Coordinate annotation records:
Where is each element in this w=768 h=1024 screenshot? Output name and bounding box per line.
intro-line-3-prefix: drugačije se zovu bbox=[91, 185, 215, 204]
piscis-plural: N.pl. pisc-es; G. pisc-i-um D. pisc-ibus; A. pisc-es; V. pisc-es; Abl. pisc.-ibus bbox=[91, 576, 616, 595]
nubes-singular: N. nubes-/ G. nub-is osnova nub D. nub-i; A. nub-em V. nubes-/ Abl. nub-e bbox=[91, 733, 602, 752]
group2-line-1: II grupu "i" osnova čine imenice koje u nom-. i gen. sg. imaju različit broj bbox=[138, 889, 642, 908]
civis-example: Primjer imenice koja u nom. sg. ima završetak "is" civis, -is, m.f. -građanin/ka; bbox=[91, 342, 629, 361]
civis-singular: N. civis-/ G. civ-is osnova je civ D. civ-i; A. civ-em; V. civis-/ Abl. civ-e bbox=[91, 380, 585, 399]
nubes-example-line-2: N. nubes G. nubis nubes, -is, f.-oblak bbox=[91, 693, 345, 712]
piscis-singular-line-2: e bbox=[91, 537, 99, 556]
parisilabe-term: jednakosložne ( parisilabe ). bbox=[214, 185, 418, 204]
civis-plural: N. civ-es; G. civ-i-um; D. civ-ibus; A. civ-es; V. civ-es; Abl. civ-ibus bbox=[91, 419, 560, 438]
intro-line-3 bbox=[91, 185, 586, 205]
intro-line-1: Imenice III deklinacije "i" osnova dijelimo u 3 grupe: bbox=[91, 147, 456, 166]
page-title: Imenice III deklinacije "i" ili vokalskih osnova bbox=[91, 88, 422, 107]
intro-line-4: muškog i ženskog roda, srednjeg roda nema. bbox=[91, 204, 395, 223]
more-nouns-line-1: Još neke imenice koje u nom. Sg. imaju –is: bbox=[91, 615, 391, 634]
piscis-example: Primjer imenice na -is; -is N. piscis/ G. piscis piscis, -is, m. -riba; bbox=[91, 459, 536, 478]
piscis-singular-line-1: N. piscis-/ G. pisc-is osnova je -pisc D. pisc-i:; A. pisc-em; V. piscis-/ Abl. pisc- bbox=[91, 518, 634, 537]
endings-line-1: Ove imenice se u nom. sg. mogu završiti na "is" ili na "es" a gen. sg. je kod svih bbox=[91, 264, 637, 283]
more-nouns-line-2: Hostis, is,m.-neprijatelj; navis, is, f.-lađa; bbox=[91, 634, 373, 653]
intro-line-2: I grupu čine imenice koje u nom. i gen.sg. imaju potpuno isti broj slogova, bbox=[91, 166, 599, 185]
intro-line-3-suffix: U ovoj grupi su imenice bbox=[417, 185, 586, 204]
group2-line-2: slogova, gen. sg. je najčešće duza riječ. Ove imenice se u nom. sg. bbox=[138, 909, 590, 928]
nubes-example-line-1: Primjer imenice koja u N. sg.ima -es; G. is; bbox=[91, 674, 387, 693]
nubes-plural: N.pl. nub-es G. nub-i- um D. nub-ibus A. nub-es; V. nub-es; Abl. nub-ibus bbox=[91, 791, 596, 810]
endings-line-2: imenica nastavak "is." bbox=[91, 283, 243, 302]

> _Work required_
Copy all of the records above line for line, changing nothing.

> _Completed exercise_
Where is each element in this w=768 h=1024 screenshot? Output name and bounding box per line.
intro-line-3-prefix: drugačije se zovu bbox=[91, 185, 215, 204]
piscis-plural: N.pl. pisc-es; G. pisc-i-um D. pisc-ibus; A. pisc-es; V. pisc-es; Abl. pisc.-ibus bbox=[91, 576, 616, 595]
nubes-singular: N. nubes-/ G. nub-is osnova nub D. nub-i; A. nub-em V. nubes-/ Abl. nub-e bbox=[91, 733, 602, 752]
group2-line-1: II grupu "i" osnova čine imenice koje u nom-. i gen. sg. imaju različit broj bbox=[138, 889, 642, 908]
civis-example: Primjer imenice koja u nom. sg. ima završetak "is" civis, -is, m.f. -građanin/ka; bbox=[91, 342, 629, 361]
civis-singular: N. civis-/ G. civ-is osnova je civ D. civ-i; A. civ-em; V. civis-/ Abl. civ-e bbox=[91, 380, 585, 399]
nubes-example-line-2: N. nubes G. nubis nubes, -is, f.-oblak bbox=[91, 693, 345, 712]
piscis-singular-line-2: e bbox=[91, 537, 99, 556]
parisilabe-term: jednakosložne ( parisilabe ). bbox=[214, 185, 418, 204]
civis-plural: N. civ-es; G. civ-i-um; D. civ-ibus; A. civ-es; V. civ-es; Abl. civ-ibus bbox=[91, 419, 560, 438]
intro-line-3 bbox=[91, 185, 586, 205]
intro-line-1: Imenice III deklinacije "i" osnova dijelimo u 3 grupe: bbox=[91, 147, 456, 166]
page-title: Imenice III deklinacije "i" ili vokalskih osnova bbox=[91, 88, 422, 107]
intro-line-4: muškog i ženskog roda, srednjeg roda nema. bbox=[91, 204, 395, 223]
more-nouns-line-1: Još neke imenice koje u nom. Sg. imaju –is: bbox=[91, 615, 391, 634]
piscis-example: Primjer imenice na -is; -is N. piscis/ G. piscis piscis, -is, m. -riba; bbox=[91, 459, 536, 478]
piscis-singular-line-1: N. piscis-/ G. pisc-is osnova je -pisc D. pisc-i:; A. pisc-em; V. piscis-/ Abl. pisc- bbox=[91, 518, 634, 537]
endings-line-1: Ove imenice se u nom. sg. mogu završiti na "is" ili na "es" a gen. sg. je kod svih bbox=[91, 264, 637, 283]
more-nouns-line-2: Hostis, is,m.-neprijatelj; navis, is, f.-lađa; bbox=[91, 634, 373, 653]
intro-line-2: I grupu čine imenice koje u nom. i gen.sg. imaju potpuno isti broj slogova, bbox=[91, 166, 599, 185]
intro-line-3-suffix: U ovoj grupi su imenice bbox=[417, 185, 586, 204]
group2-line-2: slogova, gen. sg. je najčešće duza riječ. Ove imenice se u nom. sg. bbox=[138, 909, 590, 928]
nubes-example-line-1: Primjer imenice koja u N. sg.ima -es; G. is; bbox=[91, 674, 387, 693]
nubes-plural: N.pl. nub-es G. nub-i- um D. nub-ibus A. nub-es; V. nub-es; Abl. nub-ibus bbox=[91, 791, 596, 810]
endings-line-2: imenica nastavak "is." bbox=[91, 283, 243, 302]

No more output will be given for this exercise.